GIVEN RECORDS:
+++

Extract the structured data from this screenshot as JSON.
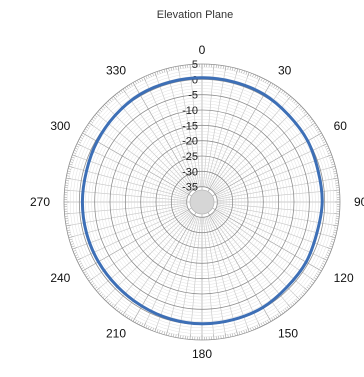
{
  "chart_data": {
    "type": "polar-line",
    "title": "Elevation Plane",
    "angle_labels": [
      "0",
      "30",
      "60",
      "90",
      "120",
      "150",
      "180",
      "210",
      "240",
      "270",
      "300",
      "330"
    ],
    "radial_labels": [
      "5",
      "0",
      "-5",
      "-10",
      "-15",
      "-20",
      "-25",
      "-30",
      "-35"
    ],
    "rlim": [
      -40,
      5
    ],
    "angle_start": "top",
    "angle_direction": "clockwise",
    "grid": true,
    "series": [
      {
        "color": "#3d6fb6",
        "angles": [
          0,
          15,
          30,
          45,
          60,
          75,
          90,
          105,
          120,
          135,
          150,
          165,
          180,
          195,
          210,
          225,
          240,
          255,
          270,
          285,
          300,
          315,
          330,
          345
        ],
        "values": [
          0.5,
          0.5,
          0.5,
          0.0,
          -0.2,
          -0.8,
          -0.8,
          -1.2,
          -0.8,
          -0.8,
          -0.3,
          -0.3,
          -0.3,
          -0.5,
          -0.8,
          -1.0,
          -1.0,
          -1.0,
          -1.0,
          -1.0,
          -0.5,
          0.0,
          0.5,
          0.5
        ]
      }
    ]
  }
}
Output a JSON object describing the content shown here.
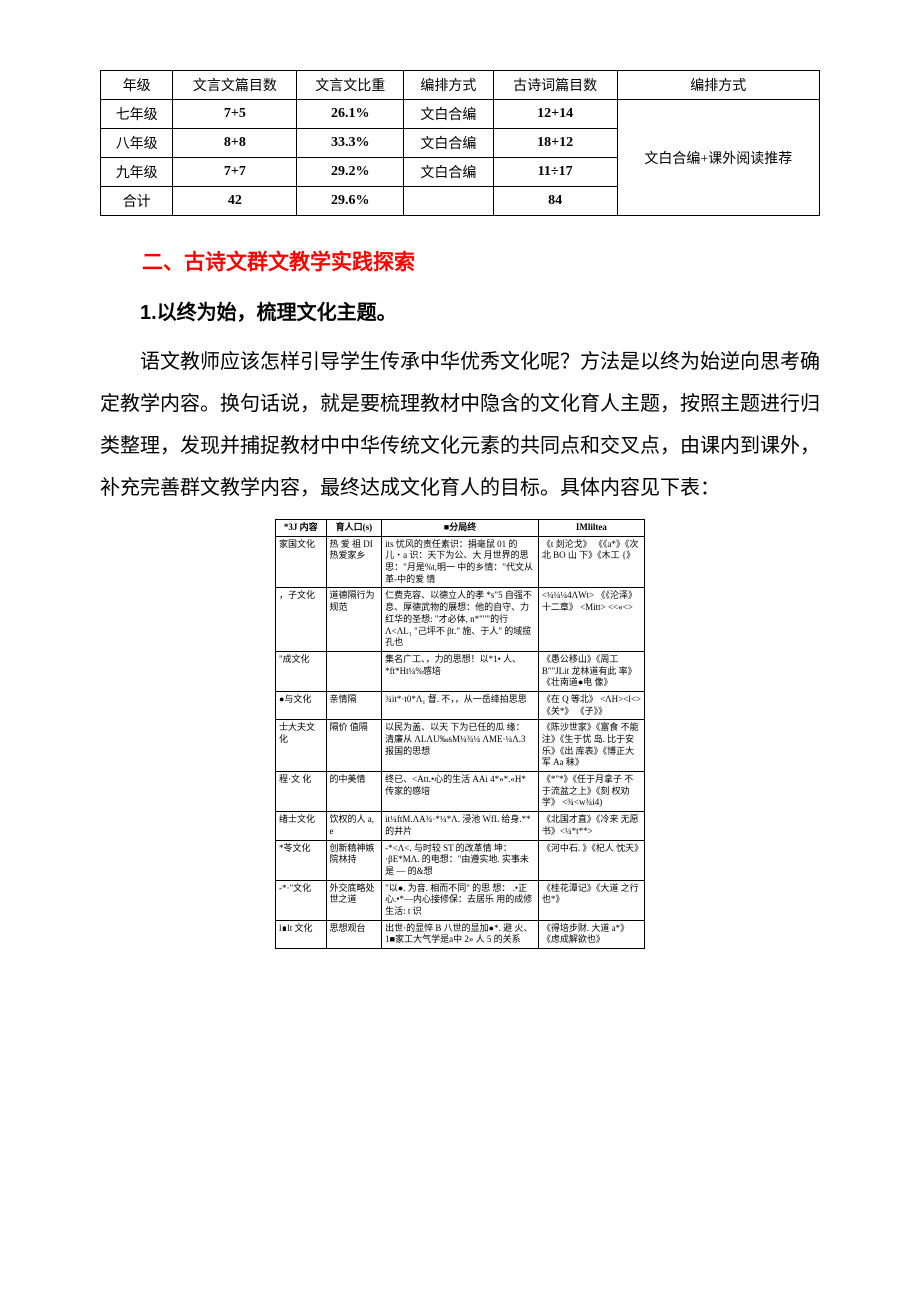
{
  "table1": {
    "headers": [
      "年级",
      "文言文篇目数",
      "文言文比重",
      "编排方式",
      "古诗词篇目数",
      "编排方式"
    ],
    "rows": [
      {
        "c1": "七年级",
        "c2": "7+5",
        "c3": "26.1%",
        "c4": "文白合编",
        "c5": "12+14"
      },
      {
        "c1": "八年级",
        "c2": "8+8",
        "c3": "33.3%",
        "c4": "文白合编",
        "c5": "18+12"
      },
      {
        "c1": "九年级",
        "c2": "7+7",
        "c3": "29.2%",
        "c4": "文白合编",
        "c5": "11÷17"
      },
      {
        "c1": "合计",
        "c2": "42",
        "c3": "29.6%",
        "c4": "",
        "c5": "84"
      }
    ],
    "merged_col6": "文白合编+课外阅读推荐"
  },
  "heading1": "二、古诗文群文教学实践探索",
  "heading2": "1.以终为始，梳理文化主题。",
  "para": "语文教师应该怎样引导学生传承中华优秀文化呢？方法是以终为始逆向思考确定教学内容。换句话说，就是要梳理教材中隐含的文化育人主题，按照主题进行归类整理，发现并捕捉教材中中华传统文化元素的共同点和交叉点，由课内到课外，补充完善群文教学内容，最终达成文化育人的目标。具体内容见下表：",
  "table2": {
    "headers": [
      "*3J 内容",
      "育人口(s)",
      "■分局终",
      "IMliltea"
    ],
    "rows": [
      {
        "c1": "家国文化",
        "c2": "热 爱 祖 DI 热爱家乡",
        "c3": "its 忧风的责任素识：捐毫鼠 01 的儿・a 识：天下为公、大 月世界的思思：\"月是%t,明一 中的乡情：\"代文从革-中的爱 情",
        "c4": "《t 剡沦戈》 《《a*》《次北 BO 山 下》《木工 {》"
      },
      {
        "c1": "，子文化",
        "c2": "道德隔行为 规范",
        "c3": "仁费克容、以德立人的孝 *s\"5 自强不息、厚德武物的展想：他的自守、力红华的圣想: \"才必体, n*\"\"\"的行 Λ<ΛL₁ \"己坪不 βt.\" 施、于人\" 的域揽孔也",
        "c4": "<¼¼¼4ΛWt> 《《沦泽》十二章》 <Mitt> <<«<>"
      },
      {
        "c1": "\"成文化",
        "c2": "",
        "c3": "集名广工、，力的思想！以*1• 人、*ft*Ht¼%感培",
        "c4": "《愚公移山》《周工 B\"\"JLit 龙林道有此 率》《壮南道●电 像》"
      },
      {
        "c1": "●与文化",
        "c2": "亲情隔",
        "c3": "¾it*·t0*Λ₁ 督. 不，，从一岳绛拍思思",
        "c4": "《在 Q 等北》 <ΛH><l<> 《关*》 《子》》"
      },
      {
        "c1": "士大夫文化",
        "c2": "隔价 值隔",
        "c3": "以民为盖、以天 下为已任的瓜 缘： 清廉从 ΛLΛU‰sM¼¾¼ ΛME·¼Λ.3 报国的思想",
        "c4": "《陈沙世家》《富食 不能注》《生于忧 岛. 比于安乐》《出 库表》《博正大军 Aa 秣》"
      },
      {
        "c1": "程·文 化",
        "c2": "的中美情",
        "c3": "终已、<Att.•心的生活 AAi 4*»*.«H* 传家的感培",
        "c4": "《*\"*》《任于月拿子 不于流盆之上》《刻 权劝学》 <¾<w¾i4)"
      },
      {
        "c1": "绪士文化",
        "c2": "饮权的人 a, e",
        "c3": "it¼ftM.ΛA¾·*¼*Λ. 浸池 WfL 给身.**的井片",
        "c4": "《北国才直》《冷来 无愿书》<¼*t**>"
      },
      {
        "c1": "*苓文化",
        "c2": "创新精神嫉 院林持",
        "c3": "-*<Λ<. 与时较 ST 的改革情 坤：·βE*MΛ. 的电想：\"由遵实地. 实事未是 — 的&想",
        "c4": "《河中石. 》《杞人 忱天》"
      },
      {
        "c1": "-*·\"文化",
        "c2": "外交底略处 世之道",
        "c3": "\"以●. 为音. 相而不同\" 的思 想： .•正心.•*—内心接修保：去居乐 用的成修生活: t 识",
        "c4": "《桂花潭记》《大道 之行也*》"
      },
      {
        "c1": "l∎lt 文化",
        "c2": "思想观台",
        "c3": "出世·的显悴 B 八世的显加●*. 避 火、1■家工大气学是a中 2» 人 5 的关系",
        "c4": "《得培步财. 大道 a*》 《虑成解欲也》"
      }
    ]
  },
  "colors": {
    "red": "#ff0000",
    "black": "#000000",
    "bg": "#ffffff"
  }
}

+++

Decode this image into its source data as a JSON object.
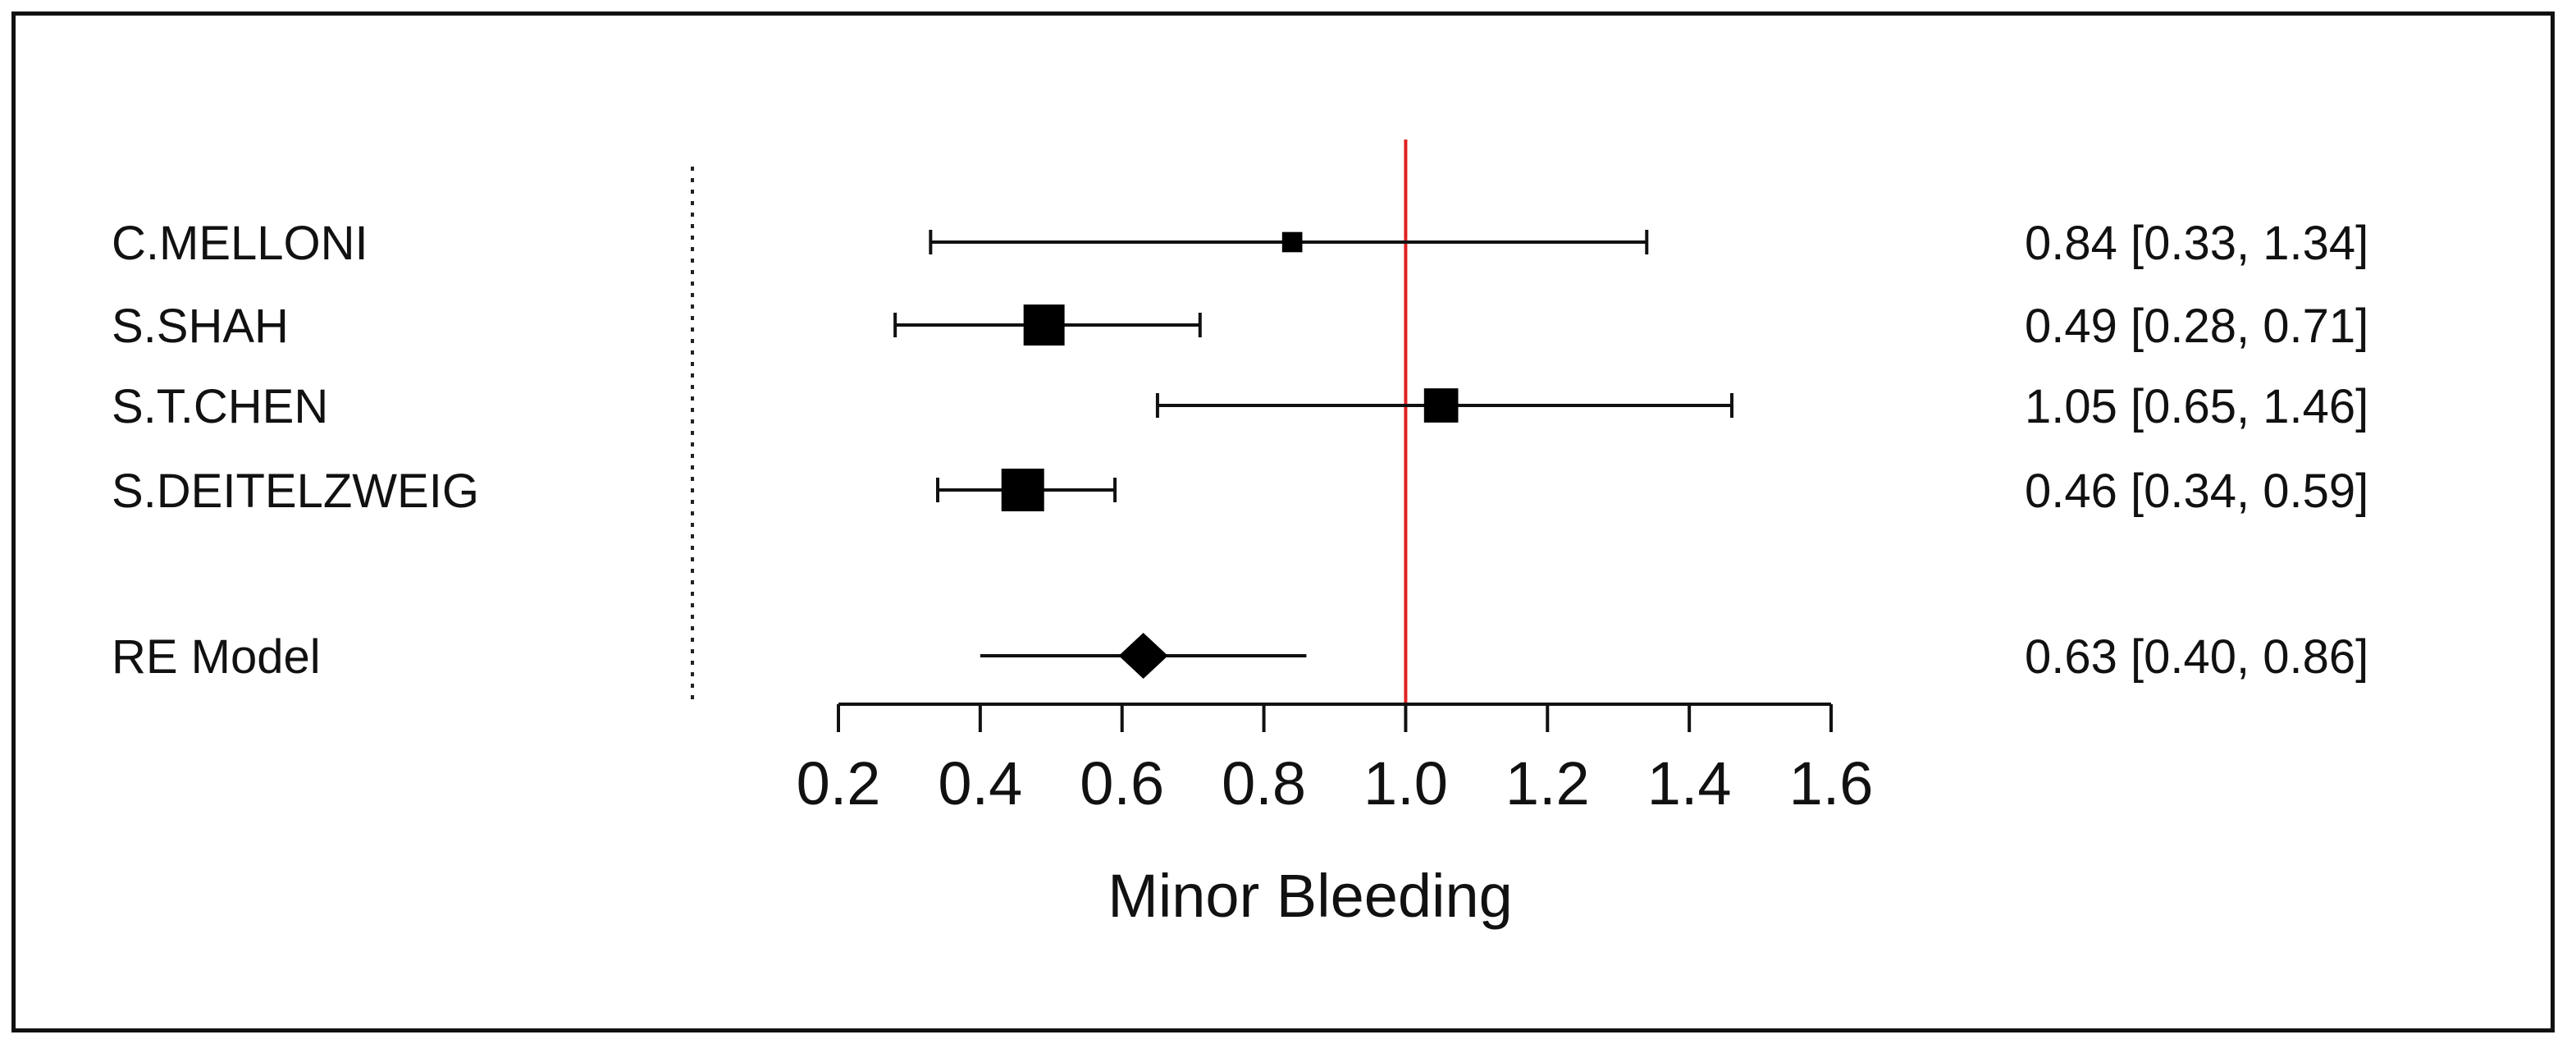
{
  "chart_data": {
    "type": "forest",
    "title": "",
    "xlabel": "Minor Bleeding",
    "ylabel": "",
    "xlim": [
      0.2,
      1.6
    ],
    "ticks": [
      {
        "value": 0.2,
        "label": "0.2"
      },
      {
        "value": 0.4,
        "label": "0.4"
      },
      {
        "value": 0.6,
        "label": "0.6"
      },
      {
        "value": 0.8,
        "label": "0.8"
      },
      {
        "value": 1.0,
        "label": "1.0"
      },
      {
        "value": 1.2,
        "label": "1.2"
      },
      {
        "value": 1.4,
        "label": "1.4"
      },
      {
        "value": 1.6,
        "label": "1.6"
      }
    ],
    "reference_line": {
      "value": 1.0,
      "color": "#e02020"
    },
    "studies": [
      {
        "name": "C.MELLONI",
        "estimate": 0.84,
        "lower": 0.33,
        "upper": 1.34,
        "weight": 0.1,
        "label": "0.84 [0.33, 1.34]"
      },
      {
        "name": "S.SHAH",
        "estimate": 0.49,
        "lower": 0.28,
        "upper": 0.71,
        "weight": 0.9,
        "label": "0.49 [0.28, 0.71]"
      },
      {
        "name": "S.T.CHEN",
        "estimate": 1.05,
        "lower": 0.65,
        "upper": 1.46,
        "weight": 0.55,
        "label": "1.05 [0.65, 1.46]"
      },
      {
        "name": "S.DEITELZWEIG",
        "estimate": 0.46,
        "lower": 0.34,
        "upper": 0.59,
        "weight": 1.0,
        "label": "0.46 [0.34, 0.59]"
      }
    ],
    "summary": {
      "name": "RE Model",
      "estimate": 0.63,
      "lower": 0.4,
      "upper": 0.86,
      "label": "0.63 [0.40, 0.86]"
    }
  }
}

+++

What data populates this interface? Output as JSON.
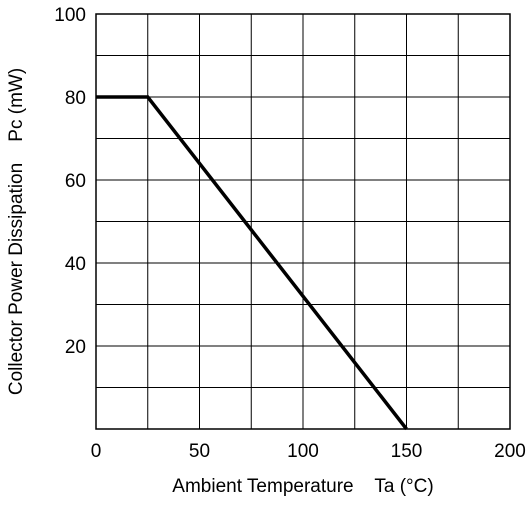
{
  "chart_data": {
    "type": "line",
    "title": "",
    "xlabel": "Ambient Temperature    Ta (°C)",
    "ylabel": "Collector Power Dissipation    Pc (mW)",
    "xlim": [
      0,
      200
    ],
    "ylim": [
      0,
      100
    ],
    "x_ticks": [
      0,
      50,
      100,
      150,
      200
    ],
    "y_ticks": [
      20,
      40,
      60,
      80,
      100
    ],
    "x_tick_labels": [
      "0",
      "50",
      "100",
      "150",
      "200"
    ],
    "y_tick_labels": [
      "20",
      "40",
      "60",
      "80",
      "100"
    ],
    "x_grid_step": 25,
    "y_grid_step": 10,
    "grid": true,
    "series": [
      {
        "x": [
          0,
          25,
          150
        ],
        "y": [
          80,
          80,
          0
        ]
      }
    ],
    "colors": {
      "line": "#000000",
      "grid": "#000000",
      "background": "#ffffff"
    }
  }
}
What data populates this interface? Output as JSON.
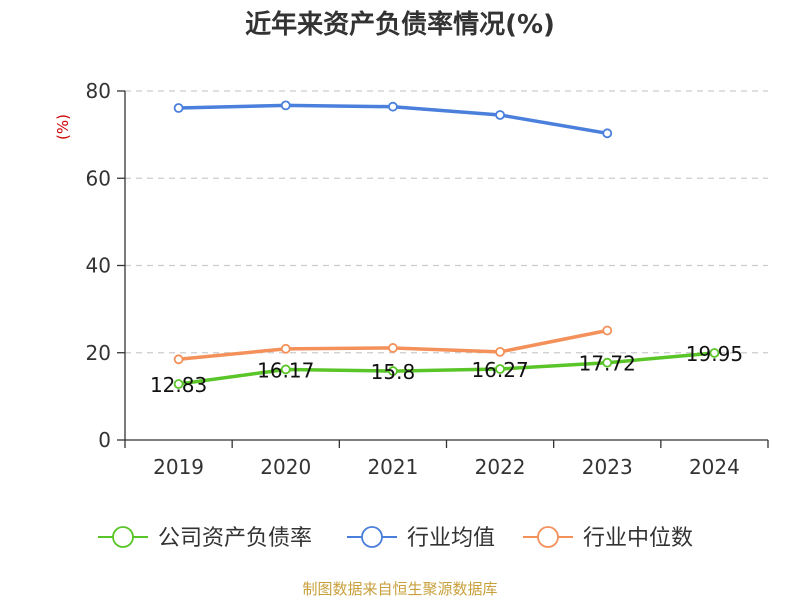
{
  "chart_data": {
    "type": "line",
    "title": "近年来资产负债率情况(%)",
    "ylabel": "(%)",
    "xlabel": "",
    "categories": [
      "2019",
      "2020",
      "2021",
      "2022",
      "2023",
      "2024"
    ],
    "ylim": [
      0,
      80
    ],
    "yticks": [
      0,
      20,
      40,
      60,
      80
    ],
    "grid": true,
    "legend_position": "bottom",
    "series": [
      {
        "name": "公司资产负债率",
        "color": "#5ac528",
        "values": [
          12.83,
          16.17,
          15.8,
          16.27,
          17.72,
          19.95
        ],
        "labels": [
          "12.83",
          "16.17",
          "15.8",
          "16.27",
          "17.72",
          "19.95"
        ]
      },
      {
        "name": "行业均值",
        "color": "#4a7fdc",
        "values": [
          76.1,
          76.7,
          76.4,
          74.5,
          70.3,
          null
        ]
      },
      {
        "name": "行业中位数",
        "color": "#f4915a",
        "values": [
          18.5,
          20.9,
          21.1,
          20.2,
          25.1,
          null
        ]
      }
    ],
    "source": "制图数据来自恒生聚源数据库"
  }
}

+++

WRITTEN REQUEST: Isolate each line of the listing above that includes "estimate". Copy it.

THE RESPONSE:
        "estimate": 0.84,
        "estimate": 0.49,
        "estimate": 1.05,
        "estimate": 0.46,
      "estimate": 0.63,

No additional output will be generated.